Stated goal: In the data below, locate each line with the word "Outcomes" and list it.

Figure record listings:

===============

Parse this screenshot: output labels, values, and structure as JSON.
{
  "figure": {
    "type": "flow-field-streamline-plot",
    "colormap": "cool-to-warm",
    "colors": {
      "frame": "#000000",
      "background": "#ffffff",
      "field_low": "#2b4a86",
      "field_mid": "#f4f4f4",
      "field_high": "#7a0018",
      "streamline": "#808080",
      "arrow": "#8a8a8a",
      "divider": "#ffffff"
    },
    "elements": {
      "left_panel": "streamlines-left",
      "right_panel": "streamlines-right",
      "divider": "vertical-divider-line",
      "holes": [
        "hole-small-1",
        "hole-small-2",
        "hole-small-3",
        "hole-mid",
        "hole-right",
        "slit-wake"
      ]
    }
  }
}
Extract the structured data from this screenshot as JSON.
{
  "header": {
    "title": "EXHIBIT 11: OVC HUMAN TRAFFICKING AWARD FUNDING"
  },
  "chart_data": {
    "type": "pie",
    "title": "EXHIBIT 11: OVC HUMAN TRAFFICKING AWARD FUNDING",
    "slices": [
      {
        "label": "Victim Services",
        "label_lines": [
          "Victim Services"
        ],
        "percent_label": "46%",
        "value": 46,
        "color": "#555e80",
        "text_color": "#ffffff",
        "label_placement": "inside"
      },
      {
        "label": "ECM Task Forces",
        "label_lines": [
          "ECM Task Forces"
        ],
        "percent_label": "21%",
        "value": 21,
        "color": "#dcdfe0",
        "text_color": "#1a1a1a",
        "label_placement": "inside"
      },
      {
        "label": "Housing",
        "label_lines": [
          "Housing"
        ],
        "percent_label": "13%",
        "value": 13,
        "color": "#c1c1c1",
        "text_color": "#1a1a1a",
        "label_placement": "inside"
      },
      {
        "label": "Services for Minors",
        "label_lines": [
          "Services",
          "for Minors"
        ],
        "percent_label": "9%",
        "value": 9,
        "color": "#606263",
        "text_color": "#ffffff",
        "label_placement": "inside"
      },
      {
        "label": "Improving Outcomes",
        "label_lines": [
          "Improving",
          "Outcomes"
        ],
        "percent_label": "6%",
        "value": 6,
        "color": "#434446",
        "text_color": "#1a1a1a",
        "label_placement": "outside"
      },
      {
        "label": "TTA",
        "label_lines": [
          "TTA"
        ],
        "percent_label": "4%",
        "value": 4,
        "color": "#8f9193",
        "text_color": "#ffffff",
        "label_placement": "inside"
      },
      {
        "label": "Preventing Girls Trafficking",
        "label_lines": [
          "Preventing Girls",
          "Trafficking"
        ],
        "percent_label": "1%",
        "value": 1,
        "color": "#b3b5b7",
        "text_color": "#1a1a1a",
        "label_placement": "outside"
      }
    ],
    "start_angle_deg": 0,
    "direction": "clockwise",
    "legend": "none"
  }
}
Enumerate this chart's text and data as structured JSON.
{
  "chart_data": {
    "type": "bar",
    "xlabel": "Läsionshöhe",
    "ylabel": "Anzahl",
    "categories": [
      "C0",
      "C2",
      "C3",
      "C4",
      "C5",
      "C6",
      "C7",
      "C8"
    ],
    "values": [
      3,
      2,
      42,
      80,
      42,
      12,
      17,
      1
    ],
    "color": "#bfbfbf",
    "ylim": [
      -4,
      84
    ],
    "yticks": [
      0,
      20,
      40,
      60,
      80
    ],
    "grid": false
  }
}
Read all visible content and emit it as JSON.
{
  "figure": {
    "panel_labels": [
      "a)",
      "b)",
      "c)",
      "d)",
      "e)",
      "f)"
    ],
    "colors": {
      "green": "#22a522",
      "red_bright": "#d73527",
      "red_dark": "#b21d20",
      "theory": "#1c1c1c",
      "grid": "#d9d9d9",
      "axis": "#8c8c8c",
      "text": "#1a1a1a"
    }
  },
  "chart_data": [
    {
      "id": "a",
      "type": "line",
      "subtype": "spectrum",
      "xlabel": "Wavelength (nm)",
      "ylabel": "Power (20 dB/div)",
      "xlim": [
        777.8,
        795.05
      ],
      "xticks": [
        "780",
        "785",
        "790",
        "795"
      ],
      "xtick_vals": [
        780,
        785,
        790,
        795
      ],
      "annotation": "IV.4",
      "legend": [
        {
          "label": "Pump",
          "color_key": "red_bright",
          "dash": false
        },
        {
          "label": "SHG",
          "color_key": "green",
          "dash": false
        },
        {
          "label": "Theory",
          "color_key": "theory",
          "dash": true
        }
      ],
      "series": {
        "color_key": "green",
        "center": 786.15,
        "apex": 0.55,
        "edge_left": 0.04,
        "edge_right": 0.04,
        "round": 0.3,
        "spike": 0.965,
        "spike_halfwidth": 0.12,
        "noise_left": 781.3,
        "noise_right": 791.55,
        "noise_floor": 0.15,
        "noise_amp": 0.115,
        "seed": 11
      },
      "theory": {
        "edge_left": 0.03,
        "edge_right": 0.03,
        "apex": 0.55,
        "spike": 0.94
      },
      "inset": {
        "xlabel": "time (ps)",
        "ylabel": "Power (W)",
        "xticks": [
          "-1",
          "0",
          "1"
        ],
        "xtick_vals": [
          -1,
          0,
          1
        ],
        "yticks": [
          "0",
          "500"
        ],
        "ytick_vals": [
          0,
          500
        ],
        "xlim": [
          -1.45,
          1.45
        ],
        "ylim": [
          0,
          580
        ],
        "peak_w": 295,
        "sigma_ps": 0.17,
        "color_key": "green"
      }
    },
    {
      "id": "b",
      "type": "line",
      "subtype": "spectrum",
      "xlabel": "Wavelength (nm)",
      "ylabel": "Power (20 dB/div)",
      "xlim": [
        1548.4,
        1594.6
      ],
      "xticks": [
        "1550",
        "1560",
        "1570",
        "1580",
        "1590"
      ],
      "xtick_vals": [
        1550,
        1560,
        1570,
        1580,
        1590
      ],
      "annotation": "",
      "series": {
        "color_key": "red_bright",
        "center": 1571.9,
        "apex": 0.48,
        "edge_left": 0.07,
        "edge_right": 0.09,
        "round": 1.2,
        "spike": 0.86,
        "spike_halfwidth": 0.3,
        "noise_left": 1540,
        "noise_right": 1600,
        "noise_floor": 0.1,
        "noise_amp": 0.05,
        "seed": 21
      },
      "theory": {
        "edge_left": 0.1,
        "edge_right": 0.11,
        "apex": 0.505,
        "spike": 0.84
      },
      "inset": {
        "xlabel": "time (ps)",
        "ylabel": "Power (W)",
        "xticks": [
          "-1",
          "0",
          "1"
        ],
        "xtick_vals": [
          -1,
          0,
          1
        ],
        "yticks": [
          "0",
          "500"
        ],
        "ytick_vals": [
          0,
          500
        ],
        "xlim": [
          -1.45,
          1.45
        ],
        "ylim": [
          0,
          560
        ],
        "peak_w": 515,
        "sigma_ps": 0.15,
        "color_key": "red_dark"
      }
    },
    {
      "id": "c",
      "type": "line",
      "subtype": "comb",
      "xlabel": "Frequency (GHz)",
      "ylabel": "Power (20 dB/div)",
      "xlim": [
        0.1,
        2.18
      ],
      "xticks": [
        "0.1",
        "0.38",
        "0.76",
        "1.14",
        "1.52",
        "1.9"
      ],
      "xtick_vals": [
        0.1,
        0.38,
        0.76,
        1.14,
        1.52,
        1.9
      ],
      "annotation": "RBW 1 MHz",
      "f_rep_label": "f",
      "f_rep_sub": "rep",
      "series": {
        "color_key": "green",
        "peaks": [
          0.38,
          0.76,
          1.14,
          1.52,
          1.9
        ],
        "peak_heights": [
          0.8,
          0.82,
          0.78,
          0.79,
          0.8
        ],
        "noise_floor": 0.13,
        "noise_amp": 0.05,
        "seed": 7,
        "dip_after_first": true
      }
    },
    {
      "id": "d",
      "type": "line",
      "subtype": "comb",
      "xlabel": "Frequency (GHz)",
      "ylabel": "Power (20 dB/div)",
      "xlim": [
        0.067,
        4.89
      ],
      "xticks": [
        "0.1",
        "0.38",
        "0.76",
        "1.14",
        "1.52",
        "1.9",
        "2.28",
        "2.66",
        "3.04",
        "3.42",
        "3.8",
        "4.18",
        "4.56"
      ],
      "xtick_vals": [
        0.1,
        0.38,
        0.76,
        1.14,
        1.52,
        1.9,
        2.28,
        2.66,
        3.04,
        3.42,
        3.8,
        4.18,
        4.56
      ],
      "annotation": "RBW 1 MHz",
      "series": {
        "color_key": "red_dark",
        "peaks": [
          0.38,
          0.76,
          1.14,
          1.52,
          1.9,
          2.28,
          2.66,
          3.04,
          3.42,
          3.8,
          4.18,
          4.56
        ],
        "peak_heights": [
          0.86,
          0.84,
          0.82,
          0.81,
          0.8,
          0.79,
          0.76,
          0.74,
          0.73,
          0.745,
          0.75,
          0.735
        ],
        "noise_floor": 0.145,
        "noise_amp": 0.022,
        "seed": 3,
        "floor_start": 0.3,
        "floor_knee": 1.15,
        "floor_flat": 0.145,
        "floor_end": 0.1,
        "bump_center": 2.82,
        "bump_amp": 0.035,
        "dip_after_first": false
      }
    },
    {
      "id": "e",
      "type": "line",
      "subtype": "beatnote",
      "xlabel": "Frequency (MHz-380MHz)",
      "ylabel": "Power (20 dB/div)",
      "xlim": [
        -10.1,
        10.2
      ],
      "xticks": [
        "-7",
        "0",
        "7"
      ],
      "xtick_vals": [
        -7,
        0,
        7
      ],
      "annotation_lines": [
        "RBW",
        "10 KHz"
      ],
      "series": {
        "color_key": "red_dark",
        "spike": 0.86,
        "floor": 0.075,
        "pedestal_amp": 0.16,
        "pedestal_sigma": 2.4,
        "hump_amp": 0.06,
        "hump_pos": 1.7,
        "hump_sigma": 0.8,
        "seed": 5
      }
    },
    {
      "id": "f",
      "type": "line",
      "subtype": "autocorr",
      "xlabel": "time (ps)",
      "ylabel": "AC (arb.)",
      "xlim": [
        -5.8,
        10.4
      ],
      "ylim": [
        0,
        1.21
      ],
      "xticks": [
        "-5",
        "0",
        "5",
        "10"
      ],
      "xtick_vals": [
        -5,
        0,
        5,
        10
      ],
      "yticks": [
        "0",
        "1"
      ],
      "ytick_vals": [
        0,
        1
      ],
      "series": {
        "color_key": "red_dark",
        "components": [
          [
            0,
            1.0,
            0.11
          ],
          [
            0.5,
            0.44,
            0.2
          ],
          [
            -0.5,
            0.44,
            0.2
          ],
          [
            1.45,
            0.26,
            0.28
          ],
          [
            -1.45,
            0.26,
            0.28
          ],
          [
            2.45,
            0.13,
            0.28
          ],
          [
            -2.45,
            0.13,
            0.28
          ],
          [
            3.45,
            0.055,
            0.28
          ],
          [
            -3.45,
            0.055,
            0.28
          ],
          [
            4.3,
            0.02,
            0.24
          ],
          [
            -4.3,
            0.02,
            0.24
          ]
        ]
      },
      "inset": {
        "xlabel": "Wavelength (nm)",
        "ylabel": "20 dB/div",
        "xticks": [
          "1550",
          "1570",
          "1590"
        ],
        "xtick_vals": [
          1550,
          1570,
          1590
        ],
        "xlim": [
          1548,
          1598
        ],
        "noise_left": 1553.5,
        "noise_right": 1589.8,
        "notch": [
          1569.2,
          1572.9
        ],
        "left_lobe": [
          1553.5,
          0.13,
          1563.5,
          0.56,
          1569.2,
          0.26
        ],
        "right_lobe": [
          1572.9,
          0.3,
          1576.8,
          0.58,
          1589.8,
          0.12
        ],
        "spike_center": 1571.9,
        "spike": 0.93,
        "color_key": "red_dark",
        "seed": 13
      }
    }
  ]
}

===============

Solution for this exercise:
        "label": "Improving Outcomes",
          "Outcomes"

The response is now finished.